Collected data entries:

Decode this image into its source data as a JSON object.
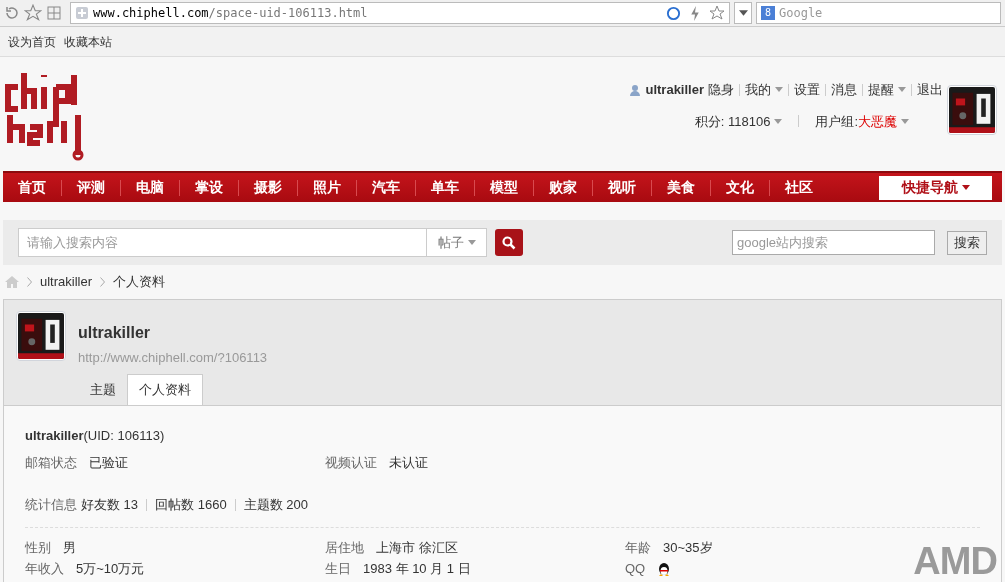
{
  "browser": {
    "url_host": "www.chiphell.com",
    "url_path": "/space-uid-106113.html",
    "search_placeholder": "Google",
    "search_engine_letter": "8"
  },
  "topbar": {
    "links": [
      "设为首页",
      "收藏本站"
    ]
  },
  "header": {
    "username": "ultrakiller",
    "user_links": [
      {
        "label": "隐身",
        "dropdown": false
      },
      {
        "label": "我的",
        "dropdown": true
      },
      {
        "label": "设置",
        "dropdown": false
      },
      {
        "label": "消息",
        "dropdown": false
      },
      {
        "label": "提醒",
        "dropdown": true
      },
      {
        "label": "退出",
        "dropdown": false
      }
    ],
    "points_label": "积分: 118106",
    "group_label": "用户组: ",
    "group_value": "大恶魔"
  },
  "nav": {
    "items": [
      "首页",
      "评测",
      "电脑",
      "掌设",
      "摄影",
      "照片",
      "汽车",
      "单车",
      "模型",
      "败家",
      "视听",
      "美食",
      "文化",
      "社区"
    ],
    "quick_nav": "快捷导航"
  },
  "search": {
    "placeholder": "请输入搜索内容",
    "scope": "帖子",
    "google_placeholder": "google站内搜索",
    "google_button": "搜索"
  },
  "breadcrumb": [
    "ultrakiller",
    "个人资料"
  ],
  "profile": {
    "name": "ultrakiller",
    "url": "http://www.chiphell.com/?106113",
    "tabs": [
      {
        "label": "主题",
        "selected": false
      },
      {
        "label": "个人资料",
        "selected": true
      }
    ]
  },
  "details": {
    "name": "ultrakiller",
    "uid": "(UID: 106113)",
    "verify": [
      {
        "label": "邮箱状态",
        "value": "已验证"
      },
      {
        "label": "视频认证",
        "value": "未认证"
      }
    ],
    "stats_label": "统计信息",
    "stats": [
      "好友数 13",
      "回帖数 1660",
      "主题数 200"
    ],
    "fields": [
      {
        "label": "性别",
        "value": "男",
        "kind": "text"
      },
      {
        "label": "居住地",
        "value": "上海市 徐汇区",
        "kind": "text"
      },
      {
        "label": "年龄",
        "value": "30~35岁",
        "kind": "text"
      },
      {
        "label": "年收入",
        "value": "5万~10万元",
        "kind": "text"
      },
      {
        "label": "生日",
        "value": "1983 年 10 月 1 日",
        "kind": "text"
      },
      {
        "label": "QQ",
        "kind": "qq"
      }
    ]
  },
  "sponsor": {
    "logo_text": "AMD"
  }
}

DIRECTIVE: Without the pictures, repeat all the records word for word.

FINAL ANSWER:
Decode this image into its source data as a JSON object.
{
  "browser": {
    "url_host": "www.chiphell.com",
    "url_path": "/space-uid-106113.html",
    "search_placeholder": "Google",
    "search_engine_letter": "8"
  },
  "topbar": {
    "links": [
      "设为首页",
      "收藏本站"
    ]
  },
  "header": {
    "username": "ultrakiller",
    "user_links": [
      {
        "label": "隐身",
        "dropdown": false
      },
      {
        "label": "我的",
        "dropdown": true
      },
      {
        "label": "设置",
        "dropdown": false
      },
      {
        "label": "消息",
        "dropdown": false
      },
      {
        "label": "提醒",
        "dropdown": true
      },
      {
        "label": "退出",
        "dropdown": false
      }
    ],
    "points_label": "积分: 118106",
    "group_label": "用户组: ",
    "group_value": "大恶魔"
  },
  "nav": {
    "items": [
      "首页",
      "评测",
      "电脑",
      "掌设",
      "摄影",
      "照片",
      "汽车",
      "单车",
      "模型",
      "败家",
      "视听",
      "美食",
      "文化",
      "社区"
    ],
    "quick_nav": "快捷导航"
  },
  "search": {
    "placeholder": "请输入搜索内容",
    "scope": "帖子",
    "google_placeholder": "google站内搜索",
    "google_button": "搜索"
  },
  "breadcrumb": [
    "ultrakiller",
    "个人资料"
  ],
  "profile": {
    "name": "ultrakiller",
    "url": "http://www.chiphell.com/?106113",
    "tabs": [
      {
        "label": "主题",
        "selected": false
      },
      {
        "label": "个人资料",
        "selected": true
      }
    ]
  },
  "details": {
    "name": "ultrakiller",
    "uid": "(UID: 106113)",
    "verify": [
      {
        "label": "邮箱状态",
        "value": "已验证"
      },
      {
        "label": "视频认证",
        "value": "未认证"
      }
    ],
    "stats_label": "统计信息",
    "stats": [
      "好友数 13",
      "回帖数 1660",
      "主题数 200"
    ],
    "fields": [
      {
        "label": "性别",
        "value": "男",
        "kind": "text"
      },
      {
        "label": "居住地",
        "value": "上海市 徐汇区",
        "kind": "text"
      },
      {
        "label": "年龄",
        "value": "30~35岁",
        "kind": "text"
      },
      {
        "label": "年收入",
        "value": "5万~10万元",
        "kind": "text"
      },
      {
        "label": "生日",
        "value": "1983 年 10 月 1 日",
        "kind": "text"
      },
      {
        "label": "QQ",
        "kind": "qq"
      }
    ]
  },
  "sponsor": {
    "logo_text": "AMD"
  }
}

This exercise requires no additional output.